(Required task):
Pull each line holding the word "this" from the data.

(Extracted data):
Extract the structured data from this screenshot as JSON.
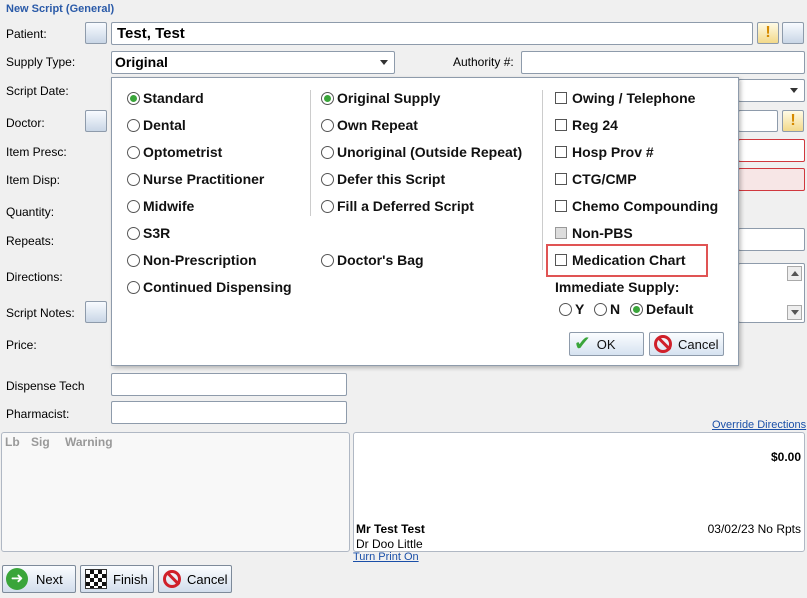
{
  "window": {
    "title": "New Script (General)"
  },
  "labels": {
    "patient": "Patient:",
    "supply_type": "Supply Type:",
    "authority": "Authority #:",
    "script_date": "Script Date:",
    "doctor": "Doctor:",
    "item_presc": "Item Presc:",
    "item_disp": "Item Disp:",
    "quantity": "Quantity:",
    "repeats": "Repeats:",
    "directions": "Directions:",
    "script_notes": "Script Notes:",
    "price": "Price:",
    "dispense_tech": "Dispense Tech",
    "pharmacist": "Pharmacist:"
  },
  "fields": {
    "patient_value": "Test, Test",
    "supply_type_value": "Original"
  },
  "popup": {
    "col1": [
      "Standard",
      "Dental",
      "Optometrist",
      "Nurse Practitioner",
      "Midwife",
      "S3R",
      "Non-Prescription",
      "Continued Dispensing"
    ],
    "col1_selected": "Standard",
    "col2": [
      "Original Supply",
      "Own Repeat",
      "Unoriginal (Outside Repeat)",
      "Defer this Script",
      "Fill a Deferred Script",
      "Doctor's Bag"
    ],
    "col2_selected": "Original Supply",
    "col3": [
      "Owing / Telephone",
      "Reg 24",
      "Hosp Prov #",
      "CTG/CMP",
      "Chemo Compounding",
      "Non-PBS",
      "Medication Chart"
    ],
    "immediate_supply_label": "Immediate Supply:",
    "immediate_options": [
      "Y",
      "N",
      "Default"
    ],
    "immediate_selected": "Default",
    "ok_label": "OK",
    "cancel_label": "Cancel"
  },
  "lower": {
    "override_directions": "Override Directions",
    "col_headers": [
      "Lb",
      "Sig",
      "Warning"
    ],
    "price_total": "$0.00",
    "patient_name": "Mr Test Test",
    "doctor_name": "Dr Doo Little",
    "date_rpts": "03/02/23 No Rpts",
    "turn_print_on": "Turn Print On"
  },
  "footer": {
    "next_label": "Next",
    "finish_label": "Finish",
    "cancel_label": "Cancel"
  }
}
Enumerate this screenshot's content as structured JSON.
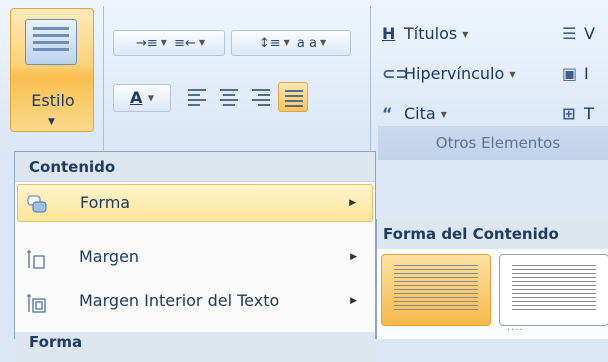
{
  "style_button": {
    "label": "Estilo"
  },
  "paragraph": {
    "indent_inc_label": "→≡",
    "indent_dec_label": "≡←",
    "line_spacing_label": "↕≡",
    "char_spacing_label": "a a",
    "font_color_label": "A"
  },
  "otros": {
    "titulos_label": "Títulos",
    "hipervinculo_label": "Hipervínculo",
    "cita_label": "Cita",
    "partial_1": "V",
    "partial_2": "I",
    "partial_3": "T",
    "group_label": "Otros Elementos"
  },
  "menu": {
    "header": "Contenido",
    "items": [
      {
        "label": "Forma",
        "icon": "shape-icon",
        "highlighted": true
      },
      {
        "label": "Margen",
        "icon": "margin-icon"
      },
      {
        "label": "Margen Interior del Texto",
        "icon": "padding-icon"
      }
    ],
    "footer": "Forma"
  },
  "gallery": {
    "header": "Forma del Contenido"
  },
  "colors": {
    "accent": "#f9be4e",
    "ribbon": "#dbe7f6",
    "text": "#1d3b63"
  }
}
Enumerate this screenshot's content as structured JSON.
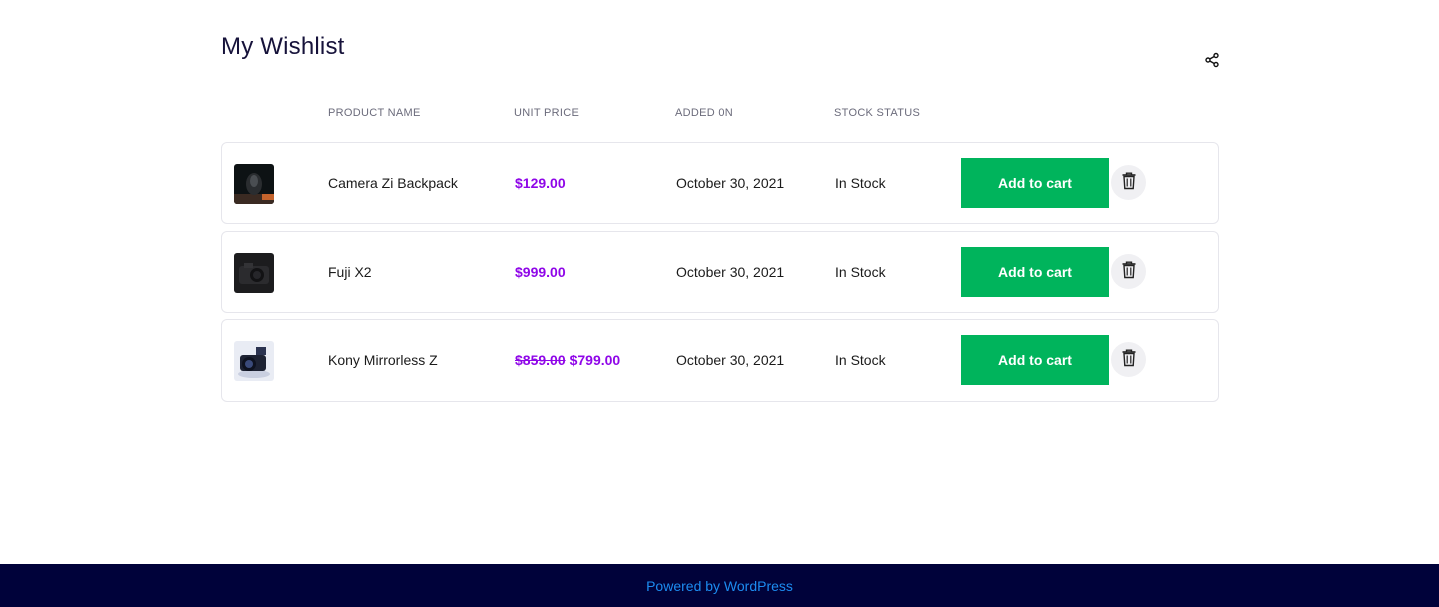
{
  "page": {
    "title": "My Wishlist"
  },
  "table": {
    "headers": {
      "product_name": "PRODUCT NAME",
      "unit_price": "UNIT PRICE",
      "added_on": "ADDED 0N",
      "stock_status": "STOCK STATUS"
    },
    "rows": [
      {
        "name": "Camera Zi Backpack",
        "price": "$129.00",
        "old_price": "",
        "added": "October 30, 2021",
        "stock": "In Stock",
        "cart_label": "Add to cart"
      },
      {
        "name": "Fuji X2",
        "price": "$999.00",
        "old_price": "",
        "added": "October 30, 2021",
        "stock": "In Stock",
        "cart_label": "Add to cart"
      },
      {
        "name": "Kony Mirrorless Z",
        "price": "$799.00",
        "old_price": "$859.00",
        "added": "October 30, 2021",
        "stock": "In Stock",
        "cart_label": "Add to cart"
      }
    ]
  },
  "footer": {
    "text": "Powered by WordPress"
  },
  "colors": {
    "price": "#8f06e8",
    "cart_button": "#00b45c",
    "footer_bg": "#00023a",
    "footer_link": "#1c8cf0"
  },
  "icons": {
    "share": "share-icon",
    "delete": "trash-icon"
  }
}
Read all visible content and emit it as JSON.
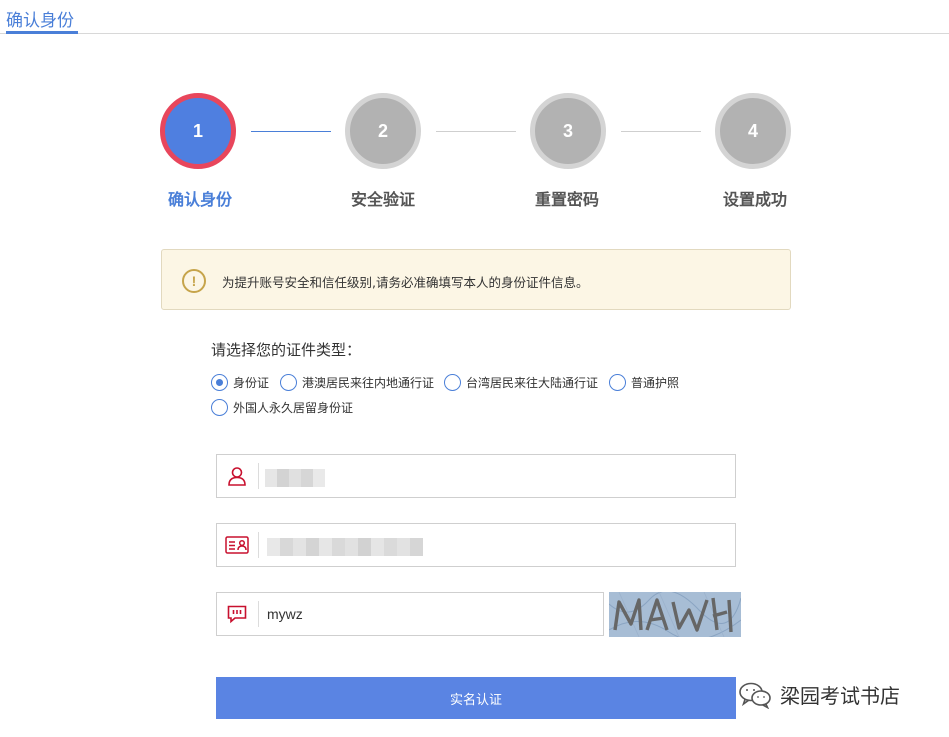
{
  "tab": {
    "title": "确认身份"
  },
  "steps": [
    {
      "number": "1",
      "label": "确认身份",
      "state": "active"
    },
    {
      "number": "2",
      "label": "安全验证",
      "state": "inactive"
    },
    {
      "number": "3",
      "label": "重置密码",
      "state": "inactive"
    },
    {
      "number": "4",
      "label": "设置成功",
      "state": "inactive"
    }
  ],
  "notice": {
    "icon": "exclamation-circle-icon",
    "text": "为提升账号安全和信任级别,请务必准确填写本人的身份证件信息。"
  },
  "id_type": {
    "label": "请选择您的证件类型：",
    "options": [
      {
        "label": "身份证",
        "checked": true
      },
      {
        "label": "港澳居民来往内地通行证",
        "checked": false
      },
      {
        "label": "台湾居民来往大陆通行证",
        "checked": false
      },
      {
        "label": "普通护照",
        "checked": false
      },
      {
        "label": "外国人永久居留身份证",
        "checked": false
      }
    ]
  },
  "fields": {
    "name": {
      "icon": "user-icon",
      "value": ""
    },
    "id_number": {
      "icon": "id-card-icon",
      "value": ""
    },
    "captcha": {
      "icon": "message-icon",
      "value": "mywz"
    }
  },
  "submit": {
    "label": "实名认证"
  },
  "watermark": {
    "text": "梁园考试书店"
  },
  "colors": {
    "accent": "#4a7fd8",
    "active_ring": "#e8465c",
    "icon_red": "#c8102e",
    "notice_bg": "#fcf6e5"
  }
}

(Written solution):
Extract the structured data from this screenshot as JSON.
      "Defer this Script",
Enumerate this screenshot's content as structured JSON.
Enumerate this screenshot's content as structured JSON.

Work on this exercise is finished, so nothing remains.